**** Recorded information

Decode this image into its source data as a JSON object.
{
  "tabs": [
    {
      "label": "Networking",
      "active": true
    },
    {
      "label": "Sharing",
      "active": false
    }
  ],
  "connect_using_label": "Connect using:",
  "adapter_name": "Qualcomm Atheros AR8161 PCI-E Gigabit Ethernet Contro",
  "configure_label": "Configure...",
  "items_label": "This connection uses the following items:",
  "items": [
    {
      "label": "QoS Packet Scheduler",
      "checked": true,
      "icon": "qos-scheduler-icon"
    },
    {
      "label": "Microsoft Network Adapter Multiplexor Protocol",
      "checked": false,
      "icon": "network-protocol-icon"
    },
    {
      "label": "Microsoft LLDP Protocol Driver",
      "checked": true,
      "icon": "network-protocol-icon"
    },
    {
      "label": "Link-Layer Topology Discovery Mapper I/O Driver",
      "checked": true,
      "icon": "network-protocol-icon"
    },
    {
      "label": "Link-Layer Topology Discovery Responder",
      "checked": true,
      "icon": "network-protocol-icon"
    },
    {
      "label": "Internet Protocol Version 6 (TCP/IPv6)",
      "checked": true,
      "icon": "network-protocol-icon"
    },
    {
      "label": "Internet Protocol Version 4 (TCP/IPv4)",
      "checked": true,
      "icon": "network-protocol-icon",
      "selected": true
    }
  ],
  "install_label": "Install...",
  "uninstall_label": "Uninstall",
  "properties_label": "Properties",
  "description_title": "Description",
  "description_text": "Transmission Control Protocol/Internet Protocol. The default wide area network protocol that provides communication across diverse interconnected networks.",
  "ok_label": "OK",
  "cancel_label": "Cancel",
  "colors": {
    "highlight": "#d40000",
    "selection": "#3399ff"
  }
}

********
**** Recorded information

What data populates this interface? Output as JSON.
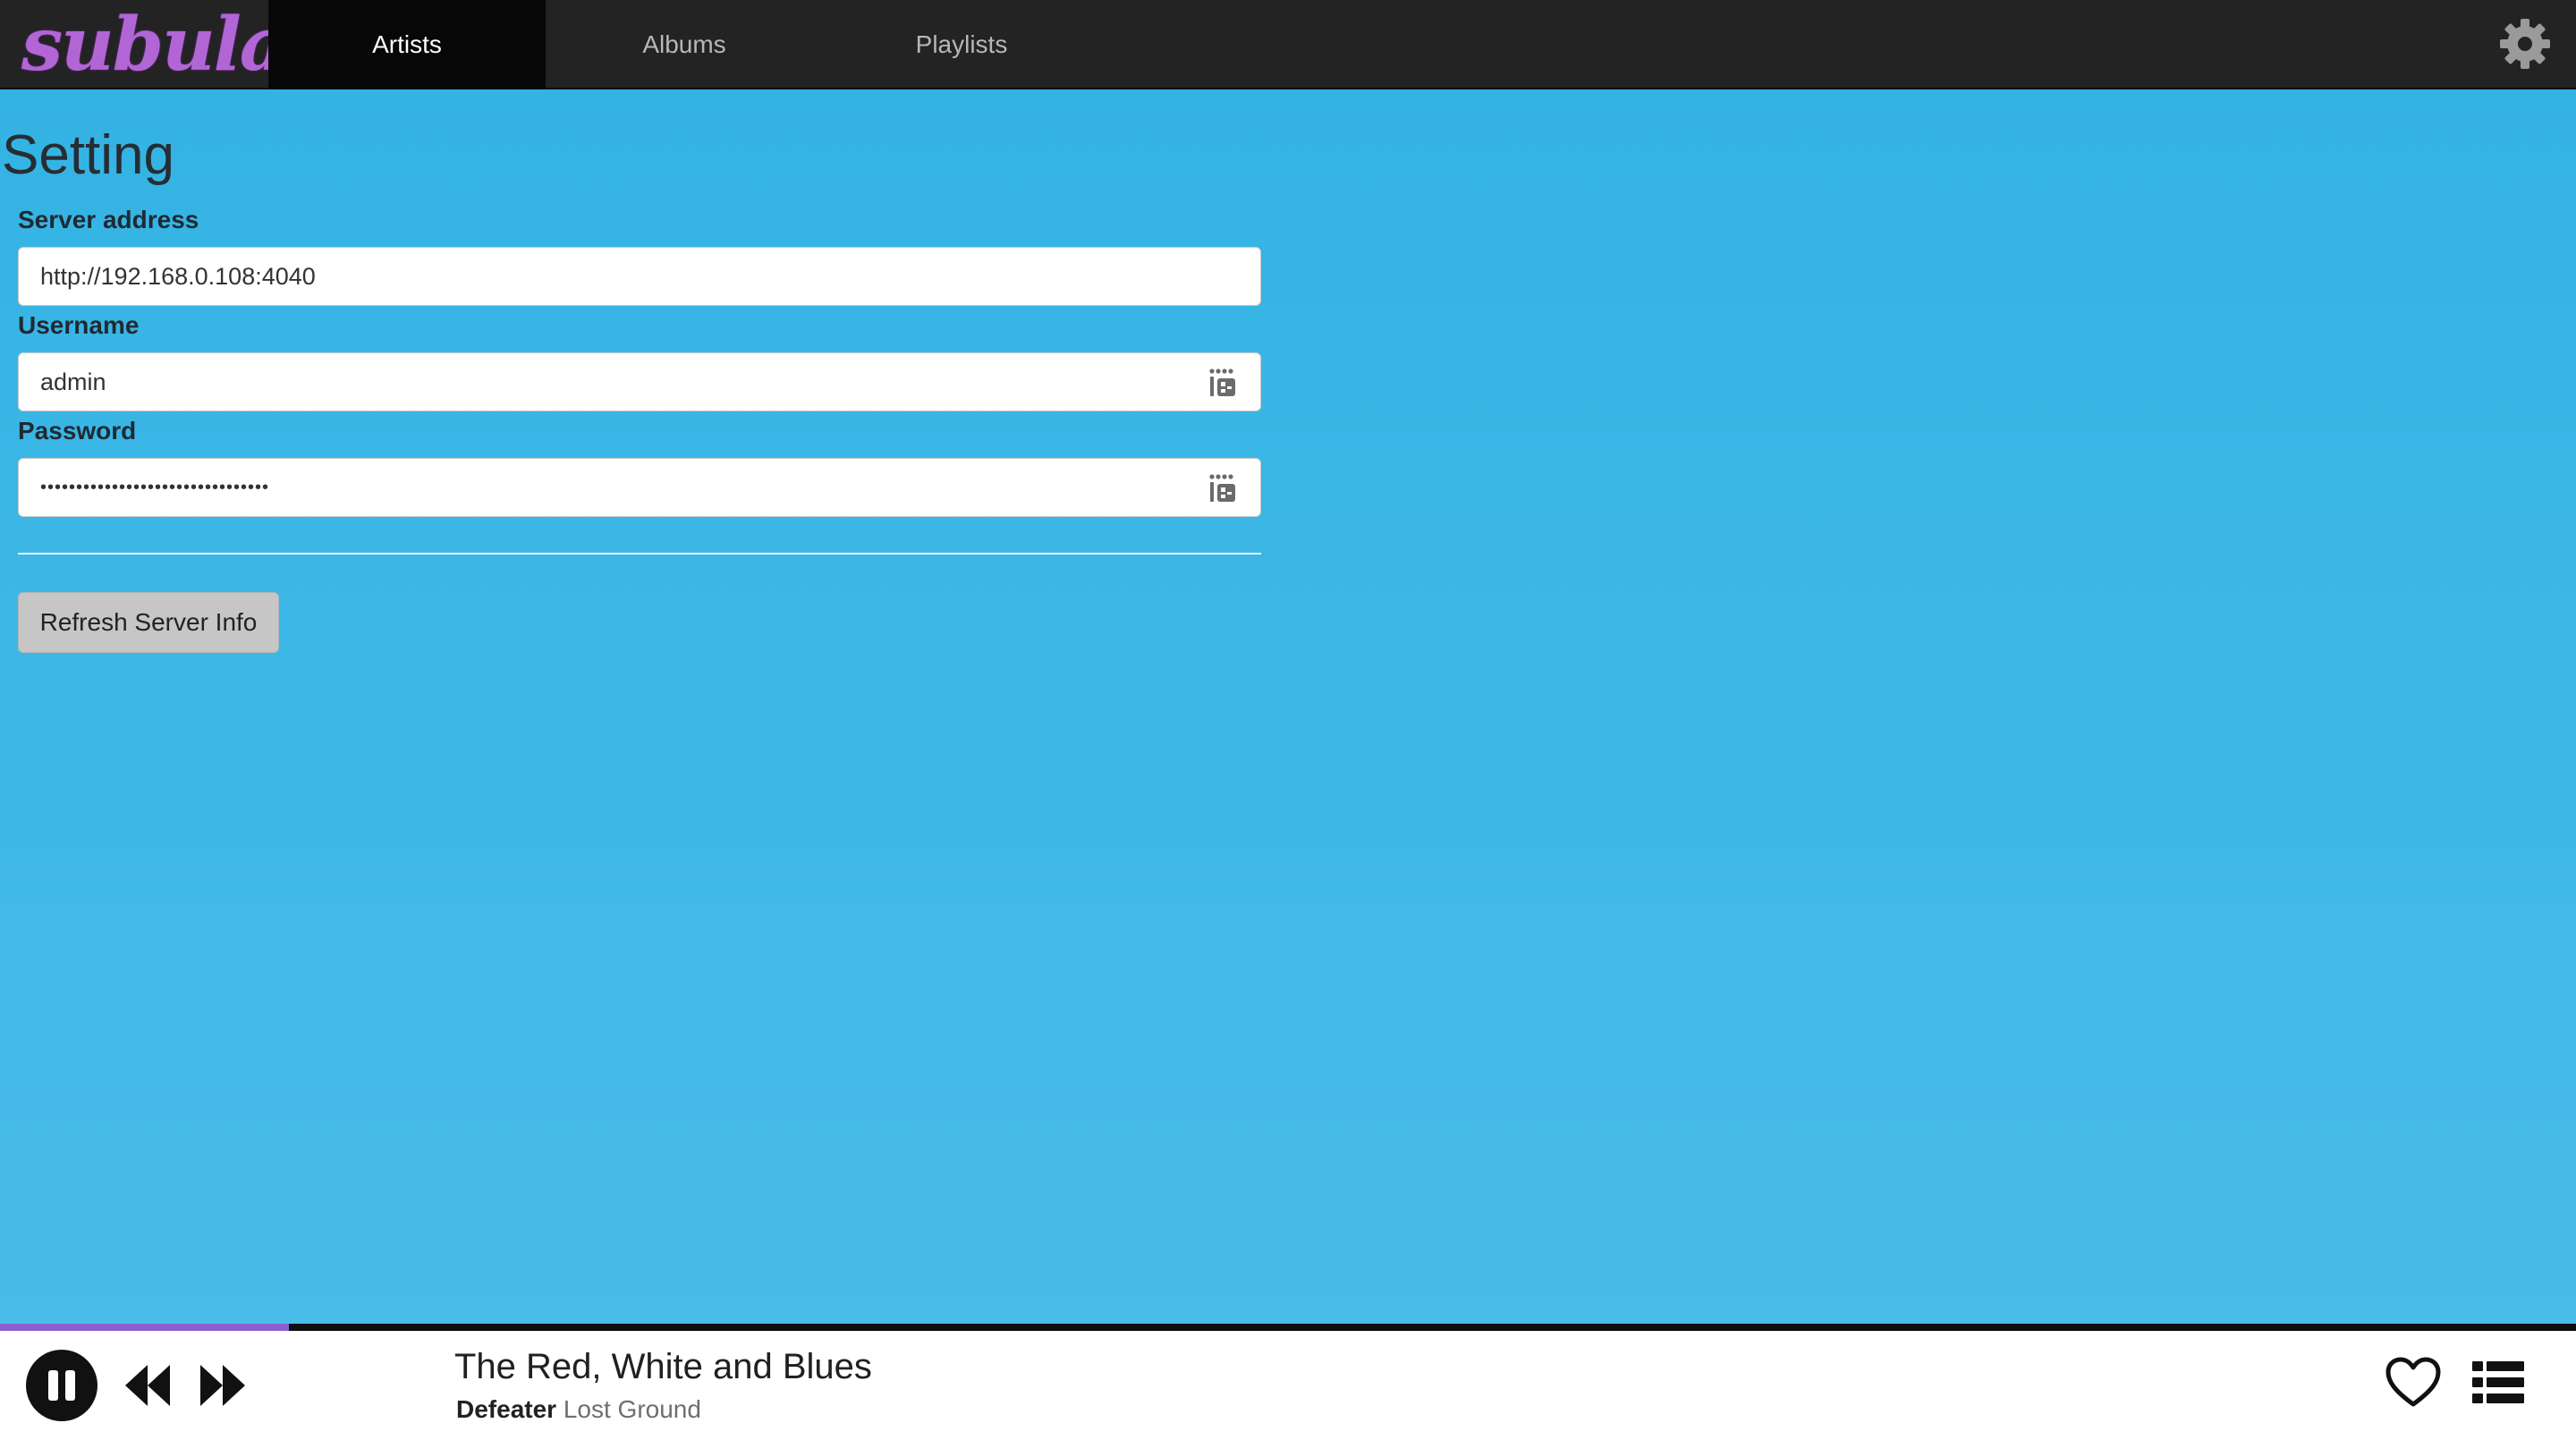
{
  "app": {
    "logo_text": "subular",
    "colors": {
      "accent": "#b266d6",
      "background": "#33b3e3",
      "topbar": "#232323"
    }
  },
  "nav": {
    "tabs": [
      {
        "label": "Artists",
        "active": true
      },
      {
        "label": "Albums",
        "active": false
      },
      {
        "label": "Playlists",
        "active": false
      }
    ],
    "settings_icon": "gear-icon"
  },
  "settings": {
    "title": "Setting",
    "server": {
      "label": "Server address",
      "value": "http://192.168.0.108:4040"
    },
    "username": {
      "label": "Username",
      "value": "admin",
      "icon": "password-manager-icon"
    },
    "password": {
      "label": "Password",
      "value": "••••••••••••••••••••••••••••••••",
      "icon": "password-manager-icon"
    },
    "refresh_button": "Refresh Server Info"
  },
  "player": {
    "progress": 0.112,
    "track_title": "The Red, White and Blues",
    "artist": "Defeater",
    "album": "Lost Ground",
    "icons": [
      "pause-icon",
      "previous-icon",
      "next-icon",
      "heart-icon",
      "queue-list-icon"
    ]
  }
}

********

**Task objective**: From the records, copy every line that has the string "items" in it.

**Response**:
  "items_label": "This connection uses the following items:",
  "items": [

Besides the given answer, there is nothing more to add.